What you will do: The data must be written out once more, precisely as given.

:: Records supplied ::

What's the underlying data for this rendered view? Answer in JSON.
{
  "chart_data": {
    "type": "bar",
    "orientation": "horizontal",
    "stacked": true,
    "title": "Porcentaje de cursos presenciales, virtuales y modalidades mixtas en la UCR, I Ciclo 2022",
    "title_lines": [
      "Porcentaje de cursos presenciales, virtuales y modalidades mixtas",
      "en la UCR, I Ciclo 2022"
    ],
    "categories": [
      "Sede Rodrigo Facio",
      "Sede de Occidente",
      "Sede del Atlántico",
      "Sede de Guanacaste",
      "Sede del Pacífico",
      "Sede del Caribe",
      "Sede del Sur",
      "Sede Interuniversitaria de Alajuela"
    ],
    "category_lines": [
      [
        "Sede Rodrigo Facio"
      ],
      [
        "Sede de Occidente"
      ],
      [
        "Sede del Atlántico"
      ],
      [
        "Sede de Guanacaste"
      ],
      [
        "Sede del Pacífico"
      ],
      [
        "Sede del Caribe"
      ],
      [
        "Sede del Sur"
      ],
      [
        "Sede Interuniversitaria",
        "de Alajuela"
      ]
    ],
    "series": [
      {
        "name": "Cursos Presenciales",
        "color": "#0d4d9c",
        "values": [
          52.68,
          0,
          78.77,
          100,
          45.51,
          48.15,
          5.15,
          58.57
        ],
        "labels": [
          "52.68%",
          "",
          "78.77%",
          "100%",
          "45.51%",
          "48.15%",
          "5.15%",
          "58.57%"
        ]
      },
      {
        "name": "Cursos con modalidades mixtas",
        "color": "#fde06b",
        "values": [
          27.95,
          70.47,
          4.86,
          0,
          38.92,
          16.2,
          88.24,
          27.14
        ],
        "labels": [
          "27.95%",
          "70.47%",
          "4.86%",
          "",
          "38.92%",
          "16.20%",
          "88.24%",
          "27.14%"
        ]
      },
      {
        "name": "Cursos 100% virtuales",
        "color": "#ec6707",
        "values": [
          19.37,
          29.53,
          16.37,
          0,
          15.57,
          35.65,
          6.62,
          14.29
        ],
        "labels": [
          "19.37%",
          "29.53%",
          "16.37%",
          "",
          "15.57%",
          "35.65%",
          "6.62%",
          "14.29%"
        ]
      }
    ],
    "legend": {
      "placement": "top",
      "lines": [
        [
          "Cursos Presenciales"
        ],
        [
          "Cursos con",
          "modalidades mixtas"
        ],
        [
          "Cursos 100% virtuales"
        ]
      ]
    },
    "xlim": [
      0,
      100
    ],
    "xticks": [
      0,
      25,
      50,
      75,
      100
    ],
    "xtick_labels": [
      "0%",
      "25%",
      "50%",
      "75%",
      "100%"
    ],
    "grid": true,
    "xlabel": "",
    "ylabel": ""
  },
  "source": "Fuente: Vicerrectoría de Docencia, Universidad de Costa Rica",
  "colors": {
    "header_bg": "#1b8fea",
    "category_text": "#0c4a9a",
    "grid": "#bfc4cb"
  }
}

:::

Finished exercise:
What's the underlying data for this rendered view? Answer in JSON.
{
  "chart_data": {
    "type": "bar",
    "orientation": "horizontal",
    "stacked": true,
    "title": "Porcentaje de cursos presenciales, virtuales y modalidades mixtas en la UCR, I Ciclo 2022",
    "title_lines": [
      "Porcentaje de cursos presenciales, virtuales y modalidades mixtas",
      "en la UCR, I Ciclo 2022"
    ],
    "categories": [
      "Sede Rodrigo Facio",
      "Sede de Occidente",
      "Sede del Atlántico",
      "Sede de Guanacaste",
      "Sede del Pacífico",
      "Sede del Caribe",
      "Sede del Sur",
      "Sede Interuniversitaria de Alajuela"
    ],
    "category_lines": [
      [
        "Sede Rodrigo Facio"
      ],
      [
        "Sede de Occidente"
      ],
      [
        "Sede del Atlántico"
      ],
      [
        "Sede de Guanacaste"
      ],
      [
        "Sede del Pacífico"
      ],
      [
        "Sede del Caribe"
      ],
      [
        "Sede del Sur"
      ],
      [
        "Sede Interuniversitaria",
        "de Alajuela"
      ]
    ],
    "series": [
      {
        "name": "Cursos Presenciales",
        "color": "#0d4d9c",
        "values": [
          52.68,
          0,
          78.77,
          100,
          45.51,
          48.15,
          5.15,
          58.57
        ],
        "labels": [
          "52.68%",
          "",
          "78.77%",
          "100%",
          "45.51%",
          "48.15%",
          "5.15%",
          "58.57%"
        ]
      },
      {
        "name": "Cursos con modalidades mixtas",
        "color": "#fde06b",
        "values": [
          27.95,
          70.47,
          4.86,
          0,
          38.92,
          16.2,
          88.24,
          27.14
        ],
        "labels": [
          "27.95%",
          "70.47%",
          "4.86%",
          "",
          "38.92%",
          "16.20%",
          "88.24%",
          "27.14%"
        ]
      },
      {
        "name": "Cursos 100% virtuales",
        "color": "#ec6707",
        "values": [
          19.37,
          29.53,
          16.37,
          0,
          15.57,
          35.65,
          6.62,
          14.29
        ],
        "labels": [
          "19.37%",
          "29.53%",
          "16.37%",
          "",
          "15.57%",
          "35.65%",
          "6.62%",
          "14.29%"
        ]
      }
    ],
    "legend": {
      "placement": "top",
      "lines": [
        [
          "Cursos Presenciales"
        ],
        [
          "Cursos con",
          "modalidades mixtas"
        ],
        [
          "Cursos 100% virtuales"
        ]
      ]
    },
    "xlim": [
      0,
      100
    ],
    "xticks": [
      0,
      25,
      50,
      75,
      100
    ],
    "xtick_labels": [
      "0%",
      "25%",
      "50%",
      "75%",
      "100%"
    ],
    "grid": true,
    "xlabel": "",
    "ylabel": ""
  },
  "source": "Fuente: Vicerrectoría de Docencia, Universidad de Costa Rica",
  "colors": {
    "header_bg": "#1b8fea",
    "category_text": "#0c4a9a",
    "grid": "#bfc4cb"
  }
}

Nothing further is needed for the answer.